# Items from a data source:
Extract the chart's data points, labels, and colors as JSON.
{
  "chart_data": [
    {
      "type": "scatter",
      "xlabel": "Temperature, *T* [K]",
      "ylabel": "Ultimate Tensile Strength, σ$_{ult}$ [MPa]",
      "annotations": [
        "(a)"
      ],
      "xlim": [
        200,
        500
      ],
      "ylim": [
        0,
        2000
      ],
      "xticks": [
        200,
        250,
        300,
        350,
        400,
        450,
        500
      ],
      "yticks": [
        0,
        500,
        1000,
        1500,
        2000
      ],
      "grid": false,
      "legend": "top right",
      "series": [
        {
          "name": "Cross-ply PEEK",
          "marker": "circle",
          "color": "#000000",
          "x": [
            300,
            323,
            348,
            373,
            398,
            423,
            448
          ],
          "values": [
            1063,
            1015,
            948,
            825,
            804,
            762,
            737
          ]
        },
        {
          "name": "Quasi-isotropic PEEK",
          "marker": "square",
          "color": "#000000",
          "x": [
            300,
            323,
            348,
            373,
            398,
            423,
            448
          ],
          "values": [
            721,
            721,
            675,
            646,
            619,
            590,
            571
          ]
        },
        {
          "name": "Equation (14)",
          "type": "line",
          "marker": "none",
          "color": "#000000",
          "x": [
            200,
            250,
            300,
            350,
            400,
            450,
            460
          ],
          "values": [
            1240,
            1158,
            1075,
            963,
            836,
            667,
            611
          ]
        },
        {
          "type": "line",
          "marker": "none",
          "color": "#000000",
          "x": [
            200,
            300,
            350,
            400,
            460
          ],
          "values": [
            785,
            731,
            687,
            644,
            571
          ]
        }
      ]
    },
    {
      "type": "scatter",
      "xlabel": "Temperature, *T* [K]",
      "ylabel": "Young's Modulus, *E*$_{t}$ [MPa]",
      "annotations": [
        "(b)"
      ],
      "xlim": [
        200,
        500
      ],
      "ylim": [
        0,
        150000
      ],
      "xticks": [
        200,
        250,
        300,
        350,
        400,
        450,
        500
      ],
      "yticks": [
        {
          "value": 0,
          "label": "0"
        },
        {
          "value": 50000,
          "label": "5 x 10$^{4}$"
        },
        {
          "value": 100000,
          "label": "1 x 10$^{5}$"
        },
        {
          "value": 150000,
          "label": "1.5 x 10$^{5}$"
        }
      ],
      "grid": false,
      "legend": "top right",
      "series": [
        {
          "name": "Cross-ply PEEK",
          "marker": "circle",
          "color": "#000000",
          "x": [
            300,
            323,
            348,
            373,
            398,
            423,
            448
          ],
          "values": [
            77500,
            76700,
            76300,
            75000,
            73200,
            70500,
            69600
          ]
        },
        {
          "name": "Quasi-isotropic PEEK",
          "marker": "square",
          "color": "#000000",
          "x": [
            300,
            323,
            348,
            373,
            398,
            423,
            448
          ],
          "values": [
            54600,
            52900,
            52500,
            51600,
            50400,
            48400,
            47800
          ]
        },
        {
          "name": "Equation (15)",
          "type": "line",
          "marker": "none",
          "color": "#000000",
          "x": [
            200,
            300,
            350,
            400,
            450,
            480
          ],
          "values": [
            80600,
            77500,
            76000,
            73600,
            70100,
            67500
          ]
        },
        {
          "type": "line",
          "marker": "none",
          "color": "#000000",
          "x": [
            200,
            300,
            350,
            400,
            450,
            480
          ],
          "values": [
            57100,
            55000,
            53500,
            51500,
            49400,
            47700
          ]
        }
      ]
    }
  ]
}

# Aim of the task:
Reproduce the material above exactly; please quote every line of it.

# Solution to the exercise:
Extract the chart's data points, labels, and colors as JSON.
{
  "chart_data": [
    {
      "type": "scatter",
      "xlabel": "Temperature, *T* [K]",
      "ylabel": "Ultimate Tensile Strength, σ$_{ult}$ [MPa]",
      "annotations": [
        "(a)"
      ],
      "xlim": [
        200,
        500
      ],
      "ylim": [
        0,
        2000
      ],
      "xticks": [
        200,
        250,
        300,
        350,
        400,
        450,
        500
      ],
      "yticks": [
        0,
        500,
        1000,
        1500,
        2000
      ],
      "grid": false,
      "legend": "top right",
      "series": [
        {
          "name": "Cross-ply PEEK",
          "marker": "circle",
          "color": "#000000",
          "x": [
            300,
            323,
            348,
            373,
            398,
            423,
            448
          ],
          "values": [
            1063,
            1015,
            948,
            825,
            804,
            762,
            737
          ]
        },
        {
          "name": "Quasi-isotropic PEEK",
          "marker": "square",
          "color": "#000000",
          "x": [
            300,
            323,
            348,
            373,
            398,
            423,
            448
          ],
          "values": [
            721,
            721,
            675,
            646,
            619,
            590,
            571
          ]
        },
        {
          "name": "Equation (14)",
          "type": "line",
          "marker": "none",
          "color": "#000000",
          "x": [
            200,
            250,
            300,
            350,
            400,
            450,
            460
          ],
          "values": [
            1240,
            1158,
            1075,
            963,
            836,
            667,
            611
          ]
        },
        {
          "type": "line",
          "marker": "none",
          "color": "#000000",
          "x": [
            200,
            300,
            350,
            400,
            460
          ],
          "values": [
            785,
            731,
            687,
            644,
            571
          ]
        }
      ]
    },
    {
      "type": "scatter",
      "xlabel": "Temperature, *T* [K]",
      "ylabel": "Young's Modulus, *E*$_{t}$ [MPa]",
      "annotations": [
        "(b)"
      ],
      "xlim": [
        200,
        500
      ],
      "ylim": [
        0,
        150000
      ],
      "xticks": [
        200,
        250,
        300,
        350,
        400,
        450,
        500
      ],
      "yticks": [
        {
          "value": 0,
          "label": "0"
        },
        {
          "value": 50000,
          "label": "5 x 10$^{4}$"
        },
        {
          "value": 100000,
          "label": "1 x 10$^{5}$"
        },
        {
          "value": 150000,
          "label": "1.5 x 10$^{5}$"
        }
      ],
      "grid": false,
      "legend": "top right",
      "series": [
        {
          "name": "Cross-ply PEEK",
          "marker": "circle",
          "color": "#000000",
          "x": [
            300,
            323,
            348,
            373,
            398,
            423,
            448
          ],
          "values": [
            77500,
            76700,
            76300,
            75000,
            73200,
            70500,
            69600
          ]
        },
        {
          "name": "Quasi-isotropic PEEK",
          "marker": "square",
          "color": "#000000",
          "x": [
            300,
            323,
            348,
            373,
            398,
            423,
            448
          ],
          "values": [
            54600,
            52900,
            52500,
            51600,
            50400,
            48400,
            47800
          ]
        },
        {
          "name": "Equation (15)",
          "type": "line",
          "marker": "none",
          "color": "#000000",
          "x": [
            200,
            300,
            350,
            400,
            450,
            480
          ],
          "values": [
            80600,
            77500,
            76000,
            73600,
            70100,
            67500
          ]
        },
        {
          "type": "line",
          "marker": "none",
          "color": "#000000",
          "x": [
            200,
            300,
            350,
            400,
            450,
            480
          ],
          "values": [
            57100,
            55000,
            53500,
            51500,
            49400,
            47700
          ]
        }
      ]
    }
  ]
}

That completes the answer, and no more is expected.